(Source records)
>>

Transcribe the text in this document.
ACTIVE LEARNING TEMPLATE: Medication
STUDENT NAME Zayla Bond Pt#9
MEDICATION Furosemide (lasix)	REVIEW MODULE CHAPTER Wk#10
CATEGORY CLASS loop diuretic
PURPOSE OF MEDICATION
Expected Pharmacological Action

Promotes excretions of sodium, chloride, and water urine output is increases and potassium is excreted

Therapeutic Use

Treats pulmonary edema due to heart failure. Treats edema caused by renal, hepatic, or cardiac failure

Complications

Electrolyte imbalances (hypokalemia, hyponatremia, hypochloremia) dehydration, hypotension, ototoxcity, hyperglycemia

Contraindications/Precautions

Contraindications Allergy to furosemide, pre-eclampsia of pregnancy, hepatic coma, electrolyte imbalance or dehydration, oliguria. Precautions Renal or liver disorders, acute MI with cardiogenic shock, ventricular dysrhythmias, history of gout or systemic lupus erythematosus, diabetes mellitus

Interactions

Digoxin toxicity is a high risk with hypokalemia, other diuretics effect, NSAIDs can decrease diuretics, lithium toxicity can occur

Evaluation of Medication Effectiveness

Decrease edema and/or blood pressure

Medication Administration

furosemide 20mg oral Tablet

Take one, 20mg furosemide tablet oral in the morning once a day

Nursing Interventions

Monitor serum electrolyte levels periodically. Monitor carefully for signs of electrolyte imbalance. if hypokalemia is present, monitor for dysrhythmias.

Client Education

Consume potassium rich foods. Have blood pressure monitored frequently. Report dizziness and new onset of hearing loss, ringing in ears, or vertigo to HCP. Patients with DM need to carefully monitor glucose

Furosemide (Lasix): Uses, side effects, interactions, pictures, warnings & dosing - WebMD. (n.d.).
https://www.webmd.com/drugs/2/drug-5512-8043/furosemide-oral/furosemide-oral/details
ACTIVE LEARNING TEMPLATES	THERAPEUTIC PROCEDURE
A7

<<

Looking through the records, copy out every line in which the word "monitor" is found.

ANSWER:
Monitor serum electrolyte levels periodically. Monitor carefully for signs of electrolyte imbalance. if hypokalemia is present, monitor for dysrhythmias.
Consume potassium rich foods. Have blood pressure monitored frequently. Report dizziness and new onset of hearing loss, ringing in ears, or vertigo to HCP. Patients with DM need to carefully monitor glucose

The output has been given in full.